*YOUR OBJECTIVE*. Exclude any images and output the remaining records exactly.

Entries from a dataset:
+===+
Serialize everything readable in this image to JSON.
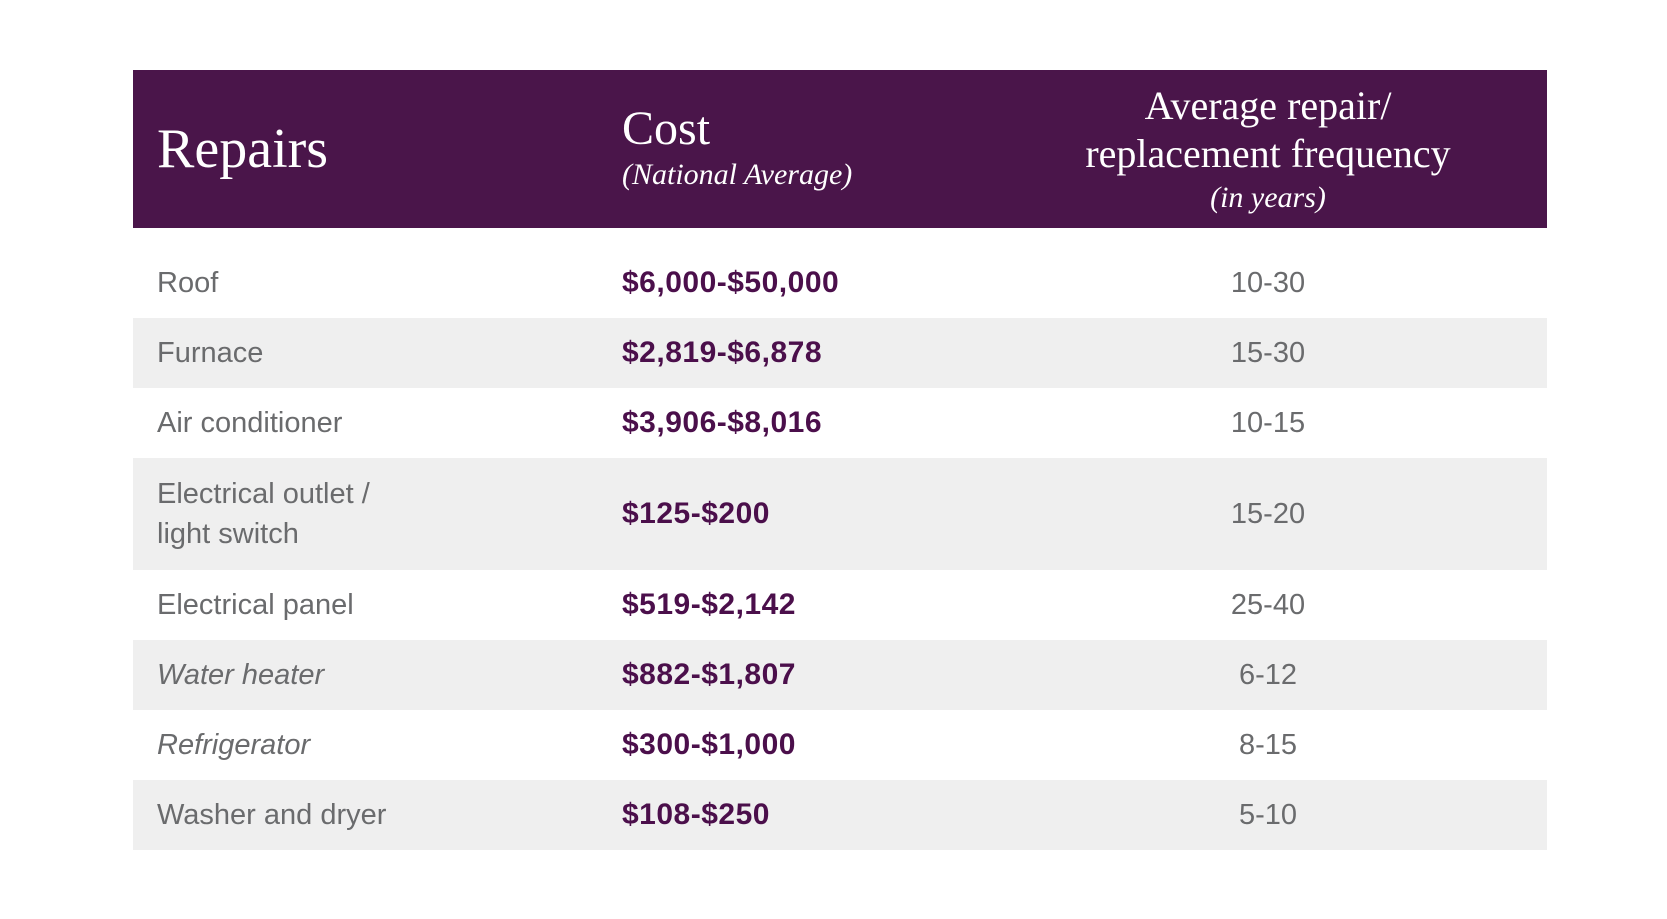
{
  "chart_data": {
    "type": "table",
    "columns": [
      {
        "label": "Repairs"
      },
      {
        "label": "Cost",
        "sublabel": "(National Average)"
      },
      {
        "label": "Average repair/\nreplacement frequency",
        "sublabel": "(in years)"
      }
    ],
    "rows": [
      {
        "repair": "Roof",
        "cost": "$6,000-$50,000",
        "frequency_years": "10-30"
      },
      {
        "repair": "Furnace",
        "cost": "$2,819-$6,878",
        "frequency_years": "15-30"
      },
      {
        "repair": "Air conditioner",
        "cost": "$3,906-$8,016",
        "frequency_years": "10-15"
      },
      {
        "repair": "Electrical outlet /\nlight switch",
        "cost": "$125-$200",
        "frequency_years": "15-20"
      },
      {
        "repair": "Electrical panel",
        "cost": "$519-$2,142",
        "frequency_years": "25-40"
      },
      {
        "repair": "Water heater",
        "cost": "$882-$1,807",
        "frequency_years": "6-12"
      },
      {
        "repair": "Refrigerator",
        "cost": "$300-$1,000",
        "frequency_years": "8-15"
      },
      {
        "repair": "Washer and dryer",
        "cost": "$108-$250",
        "frequency_years": "5-10"
      }
    ],
    "layout": {
      "striped_rows": "even rows shaded",
      "italic_rows": [
        "Water heater",
        "Refrigerator"
      ]
    }
  },
  "colors": {
    "header_background": "#4A154A",
    "header_text": "#FFFFFF",
    "cost_value_text": "#4B0F4B",
    "row_stripe": "#EFEFEF",
    "body_text": "#6A6B6D",
    "page_background": "#FFFFFF"
  }
}
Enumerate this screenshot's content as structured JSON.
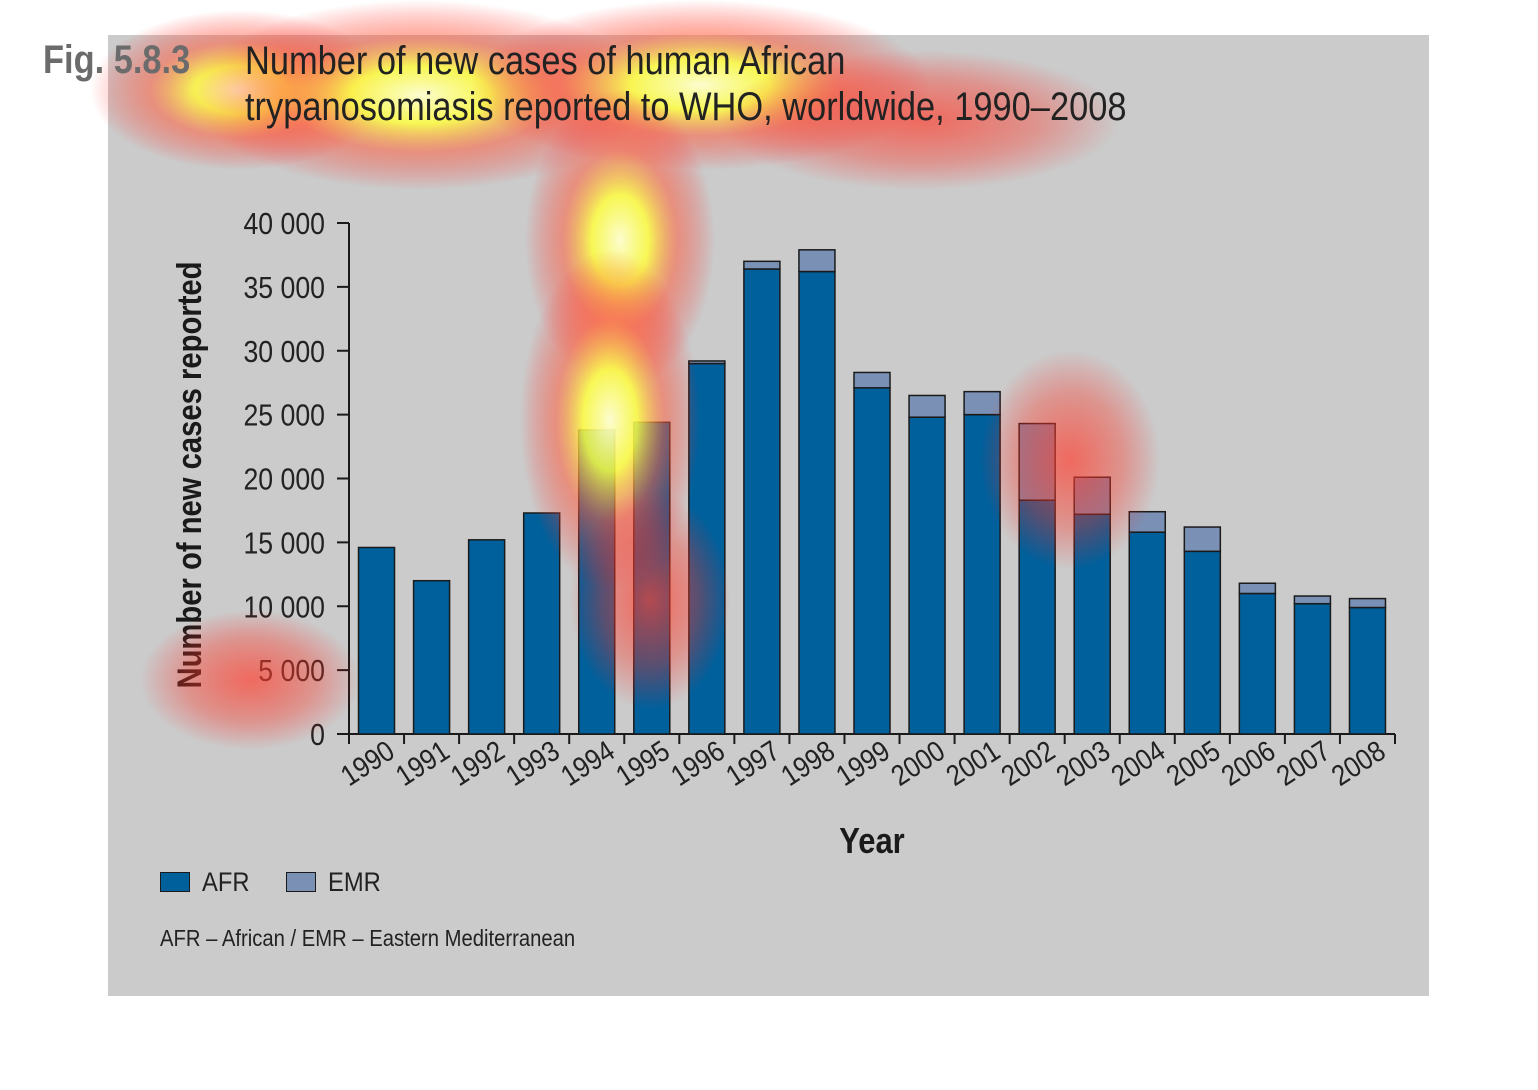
{
  "figure": {
    "label": "Fig. 5.8.3",
    "title_line1": "Number of new cases of human African",
    "title_line2": "trypanosomiasis reported to WHO, worldwide, 1990–2008"
  },
  "legend": {
    "afr_label": "AFR",
    "emr_label": "EMR"
  },
  "footnote": "AFR – African / EMR – Eastern Mediterranean",
  "colors": {
    "background": "#cbcbcb",
    "afr": "#00609c",
    "emr": "#7a91b5",
    "text": "#222222",
    "fig_label": "#6b6b6b",
    "heatmap_overlay": "attention heatmap (red/yellow)"
  },
  "chart_data": {
    "type": "bar",
    "stacked": true,
    "title": "Number of new cases of human African trypanosomiasis reported to WHO, worldwide, 1990–2008",
    "xlabel": "Year",
    "ylabel": "Number of new cases reported",
    "ylim": [
      0,
      40000
    ],
    "yticks": [
      "0",
      "5 000",
      "10 000",
      "15 000",
      "20 000",
      "25 000",
      "30 000",
      "35 000",
      "40 000"
    ],
    "ytick_values": [
      0,
      5000,
      10000,
      15000,
      20000,
      25000,
      30000,
      35000,
      40000
    ],
    "categories": [
      "1990",
      "1991",
      "1992",
      "1993",
      "1994",
      "1995",
      "1996",
      "1997",
      "1998",
      "1999",
      "2000",
      "2001",
      "2002",
      "2003",
      "2004",
      "2005",
      "2006",
      "2007",
      "2008"
    ],
    "series": [
      {
        "name": "AFR",
        "color": "#00609c",
        "values": [
          14600,
          12000,
          15200,
          17300,
          23800,
          24400,
          29000,
          36400,
          36200,
          27100,
          24800,
          25000,
          18300,
          17200,
          15800,
          14300,
          11000,
          10200,
          9900
        ]
      },
      {
        "name": "EMR",
        "color": "#7a91b5",
        "values": [
          0,
          0,
          0,
          0,
          0,
          0,
          200,
          600,
          1700,
          1200,
          1700,
          1800,
          6000,
          2900,
          1600,
          1900,
          800,
          600,
          700
        ]
      }
    ],
    "grid": false,
    "legend_position": "bottom-left"
  }
}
+===+
*RESULT OF THE TASK*.
Serialize everything readable in this image to JSON.
{
  "chart_data": {
    "type": "table",
    "columns": [
      {
        "label": "Repairs"
      },
      {
        "label": "Cost",
        "sublabel": "(National Average)"
      },
      {
        "label": "Average repair/\nreplacement frequency",
        "sublabel": "(in years)"
      }
    ],
    "rows": [
      {
        "repair": "Roof",
        "cost": "$6,000-$50,000",
        "frequency_years": "10-30"
      },
      {
        "repair": "Furnace",
        "cost": "$2,819-$6,878",
        "frequency_years": "15-30"
      },
      {
        "repair": "Air conditioner",
        "cost": "$3,906-$8,016",
        "frequency_years": "10-15"
      },
      {
        "repair": "Electrical outlet /\nlight switch",
        "cost": "$125-$200",
        "frequency_years": "15-20"
      },
      {
        "repair": "Electrical panel",
        "cost": "$519-$2,142",
        "frequency_years": "25-40"
      },
      {
        "repair": "Water heater",
        "cost": "$882-$1,807",
        "frequency_years": "6-12"
      },
      {
        "repair": "Refrigerator",
        "cost": "$300-$1,000",
        "frequency_years": "8-15"
      },
      {
        "repair": "Washer and dryer",
        "cost": "$108-$250",
        "frequency_years": "5-10"
      }
    ],
    "layout": {
      "striped_rows": "even rows shaded",
      "italic_rows": [
        "Water heater",
        "Refrigerator"
      ]
    }
  },
  "colors": {
    "header_background": "#4A154A",
    "header_text": "#FFFFFF",
    "cost_value_text": "#4B0F4B",
    "row_stripe": "#EFEFEF",
    "body_text": "#6A6B6D",
    "page_background": "#FFFFFF"
  }
}
Enumerate this screenshot's content as structured JSON.
{
  "figure": {
    "label": "Fig. 5.8.3",
    "title_line1": "Number of new cases of human African",
    "title_line2": "trypanosomiasis reported to WHO, worldwide, 1990–2008"
  },
  "legend": {
    "afr_label": "AFR",
    "emr_label": "EMR"
  },
  "footnote": "AFR – African / EMR – Eastern Mediterranean",
  "colors": {
    "background": "#cbcbcb",
    "afr": "#00609c",
    "emr": "#7a91b5",
    "text": "#222222",
    "fig_label": "#6b6b6b",
    "heatmap_overlay": "attention heatmap (red/yellow)"
  },
  "chart_data": {
    "type": "bar",
    "stacked": true,
    "title": "Number of new cases of human African trypanosomiasis reported to WHO, worldwide, 1990–2008",
    "xlabel": "Year",
    "ylabel": "Number of new cases reported",
    "ylim": [
      0,
      40000
    ],
    "yticks": [
      "0",
      "5 000",
      "10 000",
      "15 000",
      "20 000",
      "25 000",
      "30 000",
      "35 000",
      "40 000"
    ],
    "ytick_values": [
      0,
      5000,
      10000,
      15000,
      20000,
      25000,
      30000,
      35000,
      40000
    ],
    "categories": [
      "1990",
      "1991",
      "1992",
      "1993",
      "1994",
      "1995",
      "1996",
      "1997",
      "1998",
      "1999",
      "2000",
      "2001",
      "2002",
      "2003",
      "2004",
      "2005",
      "2006",
      "2007",
      "2008"
    ],
    "series": [
      {
        "name": "AFR",
        "color": "#00609c",
        "values": [
          14600,
          12000,
          15200,
          17300,
          23800,
          24400,
          29000,
          36400,
          36200,
          27100,
          24800,
          25000,
          18300,
          17200,
          15800,
          14300,
          11000,
          10200,
          9900
        ]
      },
      {
        "name": "EMR",
        "color": "#7a91b5",
        "values": [
          0,
          0,
          0,
          0,
          0,
          0,
          200,
          600,
          1700,
          1200,
          1700,
          1800,
          6000,
          2900,
          1600,
          1900,
          800,
          600,
          700
        ]
      }
    ],
    "grid": false,
    "legend_position": "bottom-left"
  }
}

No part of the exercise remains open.